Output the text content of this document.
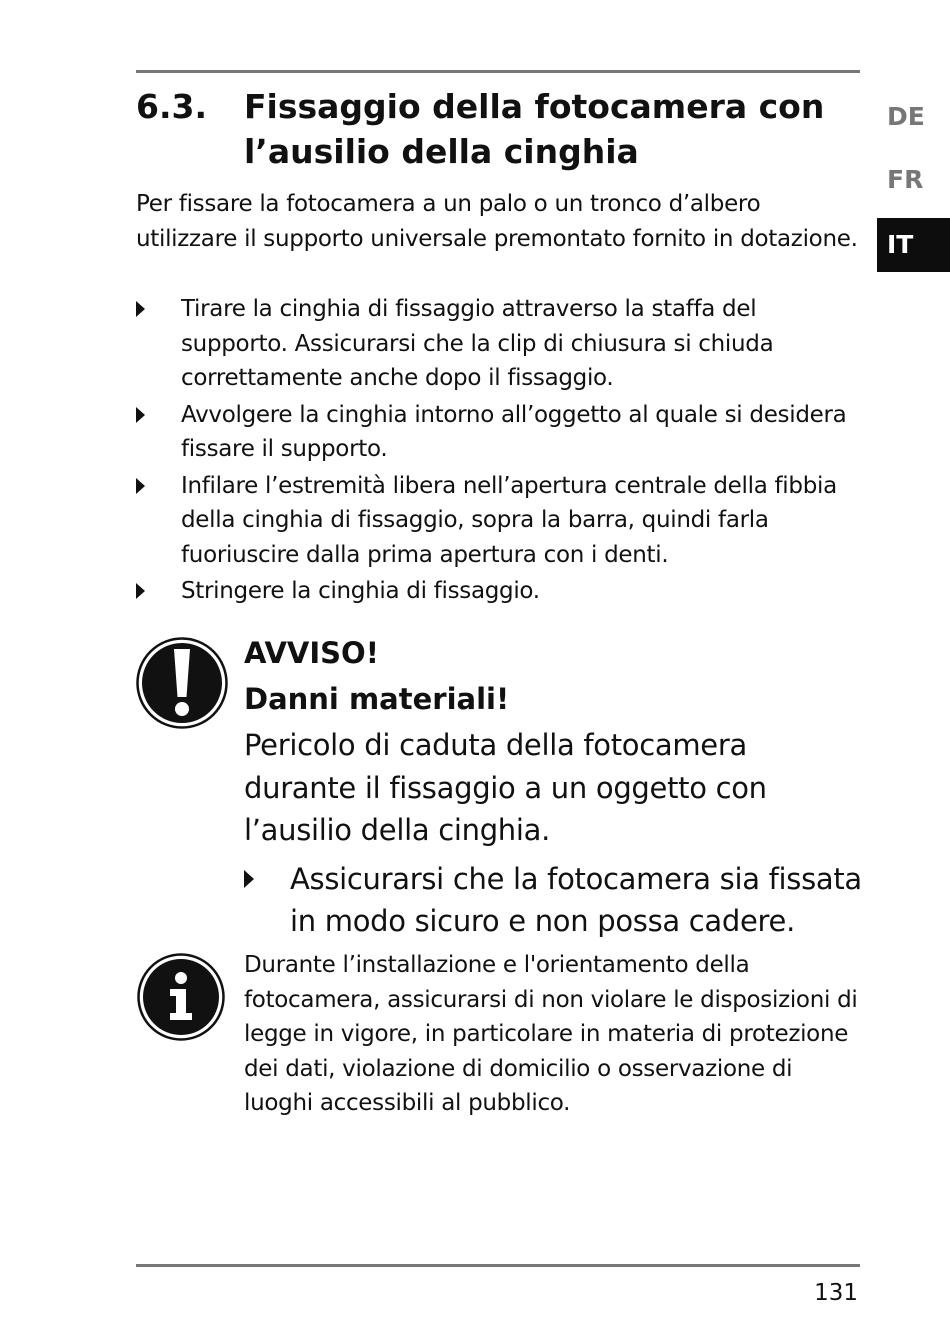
6.3. Fissaggio della fotocamera con l’ausilio della cinghia

Per fissare la fotocamera a un palo o un tronco d’albero utilizzare il supporto universale premontato fornito in dotazione.

Tirare la cinghia di fissaggio attraverso la staffa del supporto. Assicurarsi che la clip di chiusura si chiuda correttamente anche dopo il fissaggio.
Avvolgere la cinghia intorno all’oggetto al quale si desidera fissare il supporto.
Infilare l’estremità libera nell’apertura centrale della fibbia della cinghia di fissaggio, sopra la barra, quindi farla fuoriuscire dalla prima apertura con i denti.
Stringere la cinghia di fissaggio.
DE
FR
IT
AVVISO!
Danni materiali!
Pericolo di caduta della fotocamera durante il fissaggio a un oggetto con l’ausilio della cinghia.
Assicurarsi che la fotocamera sia fissata in modo sicuro e non possa cadere.
Durante l’installazione e l'orientamento della fotocamera, assicurarsi di non violare le disposizioni di legge in vigore, in particolare in materia di protezione dei dati, violazione di domicilio o osservazione di luoghi accessibili al pubblico.
131
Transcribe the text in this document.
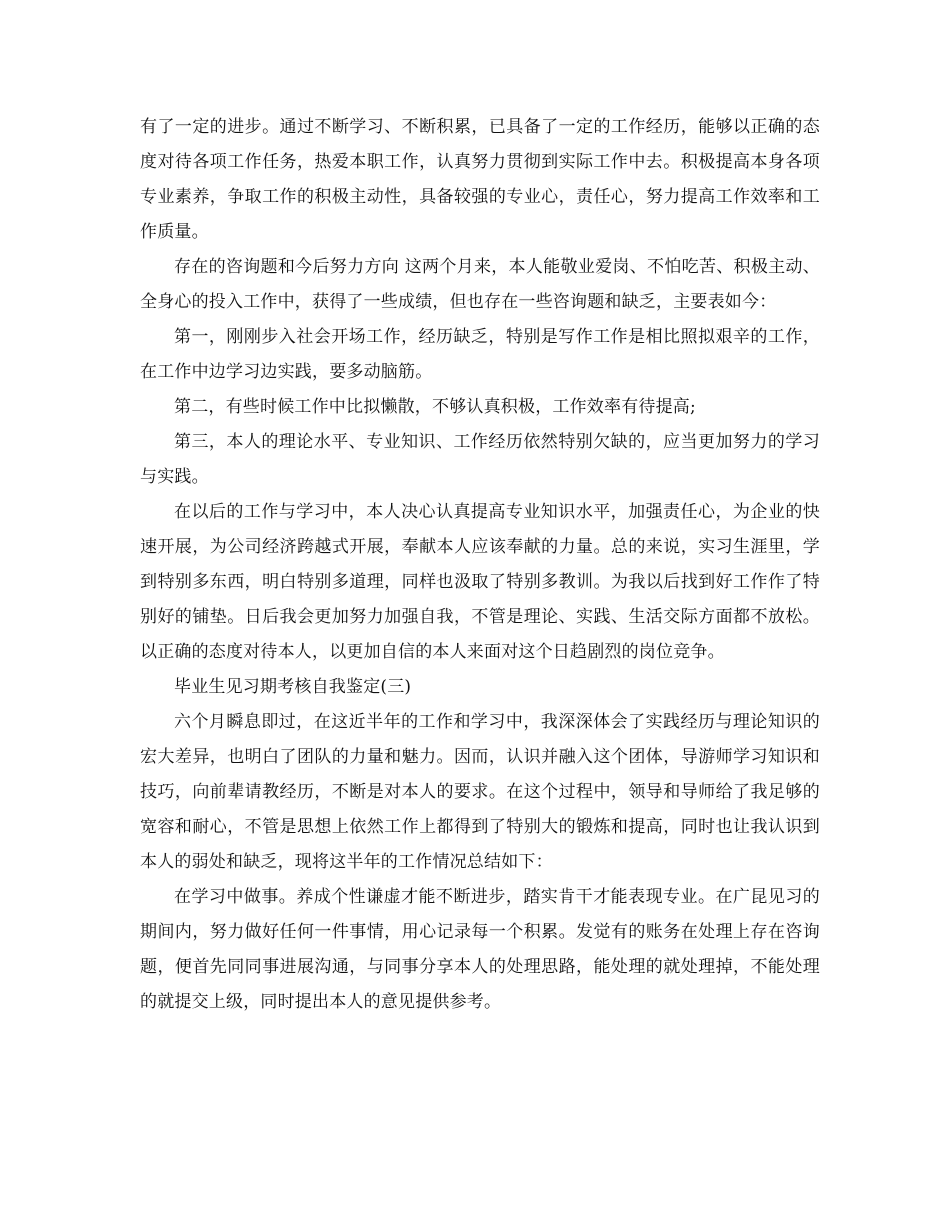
有了一定的进步。通过不断学习、不断积累，已具备了一定的工作经历，能够以正确的态度对待各项工作任务，热爱本职工作，认真努力贯彻到实际工作中去。积极提高本身各项专业素养，争取工作的积极主动性，具备较强的专业心，责任心，努力提高工作效率和工作质量。

存在的咨询题和今后努力方向 这两个月来，本人能敬业爱岗、不怕吃苦、积极主动、全身心的投入工作中，获得了一些成绩，但也存在一些咨询题和缺乏，主要表如今：

第一，刚刚步入社会开场工作，经历缺乏，特别是写作工作是相比照拟艰辛的工作，在工作中边学习边实践，要多动脑筋。

第二，有些时候工作中比拟懒散，不够认真积极，工作效率有待提高;

第三，本人的理论水平、专业知识、工作经历依然特别欠缺的，应当更加努力的学习与实践。

在以后的工作与学习中，本人决心认真提高专业知识水平，加强责任心，为企业的快速开展，为公司经济跨越式开展，奉献本人应该奉献的力量。总的来说，实习生涯里，学到特别多东西，明白特别多道理，同样也汲取了特别多教训。为我以后找到好工作作了特别好的铺垫。日后我会更加努力加强自我，不管是理论、实践、生活交际方面都不放松。以正确的态度对待本人，以更加自信的本人来面对这个日趋剧烈的岗位竞争。

毕业生见习期考核自我鉴定(三)

六个月瞬息即过，在这近半年的工作和学习中，我深深体会了实践经历与理论知识的宏大差异，也明白了团队的力量和魅力。因而，认识并融入这个团体，导游师学习知识和技巧，向前辈请教经历，不断是对本人的要求。在这个过程中，领导和导师给了我足够的宽容和耐心，不管是思想上依然工作上都得到了特别大的锻炼和提高，同时也让我认识到本人的弱处和缺乏，现将这半年的工作情况总结如下：

在学习中做事。养成个性谦虚才能不断进步，踏实肯干才能表现专业。在广昆见习的期间内，努力做好任何一件事情，用心记录每一个积累。发觉有的账务在处理上存在咨询题，便首先同同事进展沟通，与同事分享本人的处理思路，能处理的就处理掉，不能处理的就提交上级，同时提出本人的意见提供参考。
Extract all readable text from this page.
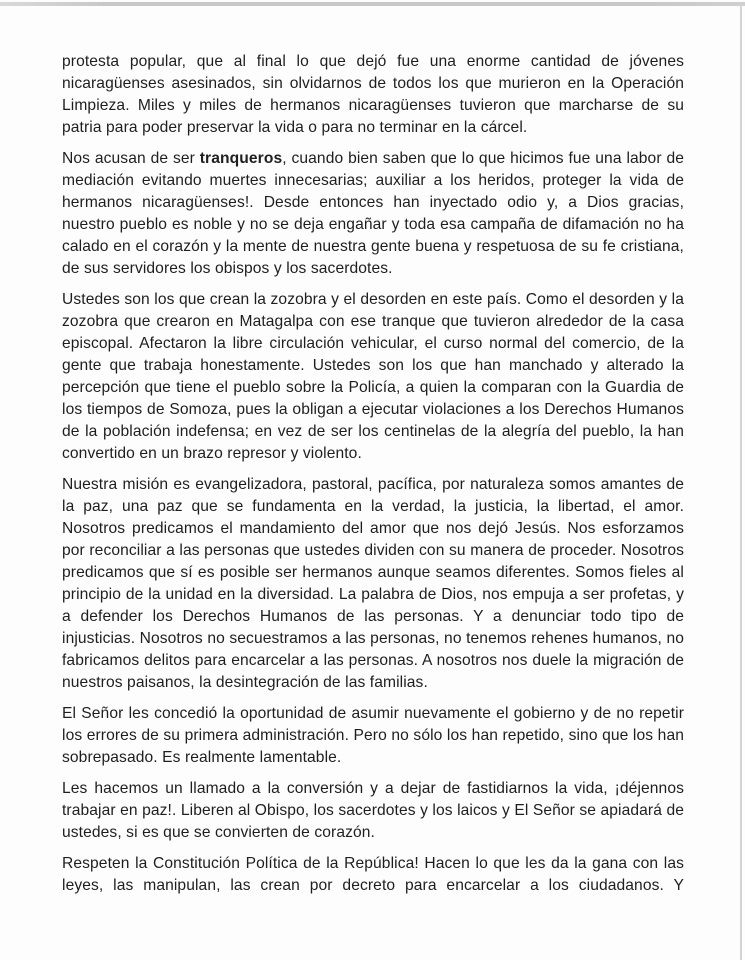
protesta popular, que al final lo que dejó fue una enorme cantidad de jóvenes nicaragüenses asesinados, sin olvidarnos de todos los que murieron en la Operación Limpieza. Miles y miles de hermanos nicaragüenses tuvieron que marcharse de su patria para poder preservar la vida o para no terminar en la cárcel.

Nos acusan de ser tranqueros, cuando bien saben que lo que hicimos fue una labor de mediación evitando muertes innecesarias; auxiliar a los heridos, proteger la vida de hermanos nicaragüenses!. Desde entonces han inyectado odio y, a Dios gracias, nuestro pueblo es noble y no se deja engañar y toda esa campaña de difamación no ha calado en el corazón y la mente de nuestra gente buena y respetuosa de su fe cristiana, de sus servidores los obispos y los sacerdotes.

Ustedes son los que crean la zozobra y el desorden en este país. Como el desorden y la zozobra que crearon en Matagalpa con ese tranque que tuvieron alrededor de la casa episcopal. Afectaron la libre circulación vehicular, el curso normal del comercio, de la gente que trabaja honestamente. Ustedes son los que han manchado y alterado la percepción que tiene el pueblo sobre la Policía, a quien la comparan con la Guardia de los tiempos de Somoza, pues la obligan a ejecutar violaciones a los Derechos Humanos de la población indefensa; en vez de ser los centinelas de la alegría del pueblo, la han convertido en un brazo represor y violento.

Nuestra misión es evangelizadora, pastoral, pacífica, por naturaleza somos amantes de la paz, una paz que se fundamenta en la verdad, la justicia, la libertad, el amor. Nosotros predicamos el mandamiento del amor que nos dejó Jesús. Nos esforzamos por reconciliar a las personas que ustedes dividen con su manera de proceder. Nosotros predicamos que sí es posible ser hermanos aunque seamos diferentes. Somos fieles al principio de la unidad en la diversidad. La palabra de Dios, nos empuja a ser profetas, y a defender los Derechos Humanos de las personas. Y a denunciar todo tipo de injusticias. Nosotros no secuestramos a las personas, no tenemos rehenes humanos, no fabricamos delitos para encarcelar a las personas. A nosotros nos duele la migración de nuestros paisanos, la desintegración de las familias.

El Señor les concedió la oportunidad de asumir nuevamente el gobierno y de no repetir los errores de su primera administración. Pero no sólo los han repetido, sino que los han sobrepasado. Es realmente lamentable.

Les hacemos un llamado a la conversión y a dejar de fastidiarnos la vida, ¡déjennos trabajar en paz!. Liberen al Obispo, los sacerdotes y los laicos y El Señor se apiadará de ustedes, si es que se convierten de corazón.

Respeten la Constitución Política de la República! Hacen lo que les da la gana con las leyes, las manipulan, las crean por decreto para encarcelar a los ciudadanos. Y
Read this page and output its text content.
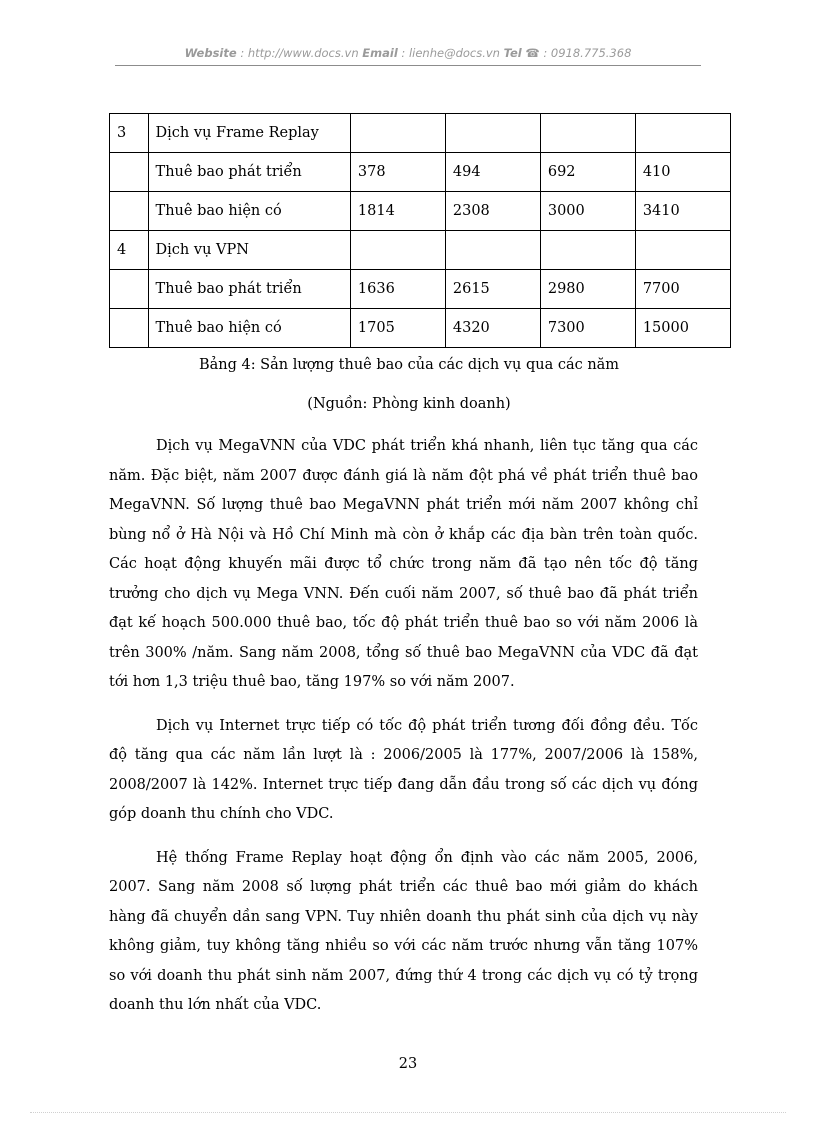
Website : http://www.docs.vn Email : lienhe@docs.vn Tel ☎ : 0918.775.368
3	Dịch vụ Frame Replay				
	Thuê bao phát triển	378	494	692	410
	Thuê bao hiện có	1814	2308	3000	3410
4	Dịch vụ VPN				
	Thuê bao phát triển	1636	2615	2980	7700
	Thuê bao hiện có	1705	4320	7300	15000
Bảng 4: Sản lượng thuê bao của các dịch vụ qua các năm
(Nguồn: Phòng kinh doanh)

Dịch vụ MegaVNN của VDC phát triển khá nhanh, liên tục tăng qua các năm. Đặc biệt, năm 2007 được đánh giá là năm đột phá về phát triển thuê bao MegaVNN. Số lượng thuê bao MegaVNN phát triển mới năm 2007 không chỉ bùng nổ ở Hà Nội và Hồ Chí Minh mà còn ở khắp các địa bàn trên toàn quốc. Các hoạt động khuyến mãi được tổ chức trong năm đã tạo nên tốc độ tăng trưởng cho dịch vụ Mega VNN. Đến cuối năm 2007, số thuê bao đã phát triển đạt kế hoạch 500.000 thuê bao, tốc độ phát triển thuê bao so với năm 2006 là trên 300% /năm. Sang năm 2008, tổng số thuê bao MegaVNN của VDC đã đạt tới hơn 1,3 triệu thuê bao, tăng 197% so với năm 2007.

Dịch vụ Internet trực tiếp có tốc độ phát triển tương đối đồng đều. Tốc độ tăng qua các năm lần lượt là : 2006/2005 là 177%, 2007/2006 là 158%, 2008/2007 là 142%. Internet trực tiếp đang dẫn đầu trong số các dịch vụ đóng góp doanh thu chính cho VDC.

Hệ thống Frame Replay hoạt động ổn định vào các năm 2005, 2006, 2007. Sang năm 2008 số lượng phát triển các thuê bao mới giảm do khách hàng đã chuyển dần sang VPN. Tuy nhiên doanh thu phát sinh của dịch vụ này không giảm, tuy không tăng nhiều so với các năm trước nhưng vẫn tăng 107% so với doanh thu phát sinh năm 2007, đứng thứ 4 trong các dịch vụ có tỷ trọng doanh thu lớn nhất của VDC.

23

_The request_
Omit the pictures and give the material again, exactly and in full.

_Output of the task_
Output the text content of this document.
6.3. Fissaggio della fotocamera con l’ausilio della cinghia

Per fissare la fotocamera a un palo o un tronco d’albero utilizzare il supporto universale premontato fornito in dotazione.

Tirare la cinghia di fissaggio attraverso la staffa del supporto. Assicurarsi che la clip di chiusura si chiuda correttamente anche dopo il fissaggio.
Avvolgere la cinghia intorno all’oggetto al quale si desidera fissare il supporto.
Infilare l’estremità libera nell’apertura centrale della fibbia della cinghia di fissaggio, sopra la barra, quindi farla fuoriuscire dalla prima apertura con i denti.
Stringere la cinghia di fissaggio.
DE
FR
IT
AVVISO!
Danni materiali!
Pericolo di caduta della fotocamera durante il fissaggio a un oggetto con l’ausilio della cinghia.
Assicurarsi che la fotocamera sia fissata in modo sicuro e non possa cadere.
Durante l’installazione e l'orientamento della fotocamera, assicurarsi di non violare le disposizioni di legge in vigore, in particolare in materia di protezione dei dati, violazione di domicilio o osservazione di luoghi accessibili al pubblico.
131
Transcribe the text in this document.
有了一定的进步。通过不断学习、不断积累，已具备了一定的工作经历，能够以正确的态度对待各项工作任务，热爱本职工作，认真努力贯彻到实际工作中去。积极提高本身各项专业素养，争取工作的积极主动性，具备较强的专业心，责任心，努力提高工作效率和工作质量。

存在的咨询题和今后努力方向 这两个月来，本人能敬业爱岗、不怕吃苦、积极主动、全身心的投入工作中，获得了一些成绩，但也存在一些咨询题和缺乏，主要表如今：

第一，刚刚步入社会开场工作，经历缺乏，特别是写作工作是相比照拟艰辛的工作，在工作中边学习边实践，要多动脑筋。

第二，有些时候工作中比拟懒散，不够认真积极，工作效率有待提高;

第三，本人的理论水平、专业知识、工作经历依然特别欠缺的，应当更加努力的学习与实践。

在以后的工作与学习中，本人决心认真提高专业知识水平，加强责任心，为企业的快速开展，为公司经济跨越式开展，奉献本人应该奉献的力量。总的来说，实习生涯里，学到特别多东西，明白特别多道理，同样也汲取了特别多教训。为我以后找到好工作作了特别好的铺垫。日后我会更加努力加强自我，不管是理论、实践、生活交际方面都不放松。以正确的态度对待本人，以更加自信的本人来面对这个日趋剧烈的岗位竞争。

毕业生见习期考核自我鉴定(三)

六个月瞬息即过，在这近半年的工作和学习中，我深深体会了实践经历与理论知识的宏大差异，也明白了团队的力量和魅力。因而，认识并融入这个团体，导游师学习知识和技巧，向前辈请教经历，不断是对本人的要求。在这个过程中，领导和导师给了我足够的宽容和耐心，不管是思想上依然工作上都得到了特别大的锻炼和提高，同时也让我认识到本人的弱处和缺乏，现将这半年的工作情况总结如下：

在学习中做事。养成个性谦虚才能不断进步，踏实肯干才能表现专业。在广昆见习的期间内，努力做好任何一件事情，用心记录每一个积累。发觉有的账务在处理上存在咨询题，便首先同同事进展沟通，与同事分享本人的处理思路，能处理的就处理掉，不能处理的就提交上级，同时提出本人的意见提供参考。
Extract all readable text from this page.
protesta popular, que al final lo que dejó fue una enorme cantidad de jóvenes nicaragüenses asesinados, sin olvidarnos de todos los que murieron en la Operación Limpieza. Miles y miles de hermanos nicaragüenses tuvieron que marcharse de su patria para poder preservar la vida o para no terminar en la cárcel.

Nos acusan de ser tranqueros, cuando bien saben que lo que hicimos fue una labor de mediación evitando muertes innecesarias; auxiliar a los heridos, proteger la vida de hermanos nicaragüenses!. Desde entonces han inyectado odio y, a Dios gracias, nuestro pueblo es noble y no se deja engañar y toda esa campaña de difamación no ha calado en el corazón y la mente de nuestra gente buena y respetuosa de su fe cristiana, de sus servidores los obispos y los sacerdotes.

Ustedes son los que crean la zozobra y el desorden en este país. Como el desorden y la zozobra que crearon en Matagalpa con ese tranque que tuvieron alrededor de la casa episcopal. Afectaron la libre circulación vehicular, el curso normal del comercio, de la gente que trabaja honestamente. Ustedes son los que han manchado y alterado la percepción que tiene el pueblo sobre la Policía, a quien la comparan con la Guardia de los tiempos de Somoza, pues la obligan a ejecutar violaciones a los Derechos Humanos de la población indefensa; en vez de ser los centinelas de la alegría del pueblo, la han convertido en un brazo represor y violento.

Nuestra misión es evangelizadora, pastoral, pacífica, por naturaleza somos amantes de la paz, una paz que se fundamenta en la verdad, la justicia, la libertad, el amor. Nosotros predicamos el mandamiento del amor que nos dejó Jesús. Nos esforzamos por reconciliar a las personas que ustedes dividen con su manera de proceder. Nosotros predicamos que sí es posible ser hermanos aunque seamos diferentes. Somos fieles al principio de la unidad en la diversidad. La palabra de Dios, nos empuja a ser profetas, y a defender los Derechos Humanos de las personas. Y a denunciar todo tipo de injusticias. Nosotros no secuestramos a las personas, no tenemos rehenes humanos, no fabricamos delitos para encarcelar a las personas. A nosotros nos duele la migración de nuestros paisanos, la desintegración de las familias.

El Señor les concedió la oportunidad de asumir nuevamente el gobierno y de no repetir los errores de su primera administración. Pero no sólo los han repetido, sino que los han sobrepasado. Es realmente lamentable.

Les hacemos un llamado a la conversión y a dejar de fastidiarnos la vida, ¡déjennos trabajar en paz!. Liberen al Obispo, los sacerdotes y los laicos y El Señor se apiadará de ustedes, si es que se convierten de corazón.

Respeten la Constitución Política de la República! Hacen lo que les da la gana con las leyes, las manipulan, las crean por decreto para encarcelar a los ciudadanos. Y
Read this page and output its text content.
Website : http://www.docs.vn Email : lienhe@docs.vn Tel ☎ : 0918.775.368
3	Dịch vụ Frame Replay				
	Thuê bao phát triển	378	494	692	410
	Thuê bao hiện có	1814	2308	3000	3410
4	Dịch vụ VPN				
	Thuê bao phát triển	1636	2615	2980	7700
	Thuê bao hiện có	1705	4320	7300	15000
Bảng 4: Sản lượng thuê bao của các dịch vụ qua các năm
(Nguồn: Phòng kinh doanh)

Dịch vụ MegaVNN của VDC phát triển khá nhanh, liên tục tăng qua các năm. Đặc biệt, năm 2007 được đánh giá là năm đột phá về phát triển thuê bao MegaVNN. Số lượng thuê bao MegaVNN phát triển mới năm 2007 không chỉ bùng nổ ở Hà Nội và Hồ Chí Minh mà còn ở khắp các địa bàn trên toàn quốc. Các hoạt động khuyến mãi được tổ chức trong năm đã tạo nên tốc độ tăng trưởng cho dịch vụ Mega VNN. Đến cuối năm 2007, số thuê bao đã phát triển đạt kế hoạch 500.000 thuê bao, tốc độ phát triển thuê bao so với năm 2006 là trên 300% /năm. Sang năm 2008, tổng số thuê bao MegaVNN của VDC đã đạt tới hơn 1,3 triệu thuê bao, tăng 197% so với năm 2007.

Dịch vụ Internet trực tiếp có tốc độ phát triển tương đối đồng đều. Tốc độ tăng qua các năm lần lượt là : 2006/2005 là 177%, 2007/2006 là 158%, 2008/2007 là 142%. Internet trực tiếp đang dẫn đầu trong số các dịch vụ đóng góp doanh thu chính cho VDC.

Hệ thống Frame Replay hoạt động ổn định vào các năm 2005, 2006, 2007. Sang năm 2008 số lượng phát triển các thuê bao mới giảm do khách hàng đã chuyển dần sang VPN. Tuy nhiên doanh thu phát sinh của dịch vụ này không giảm, tuy không tăng nhiều so với các năm trước nhưng vẫn tăng 107% so với doanh thu phát sinh năm 2007, đứng thứ 4 trong các dịch vụ có tỷ trọng doanh thu lớn nhất của VDC.

23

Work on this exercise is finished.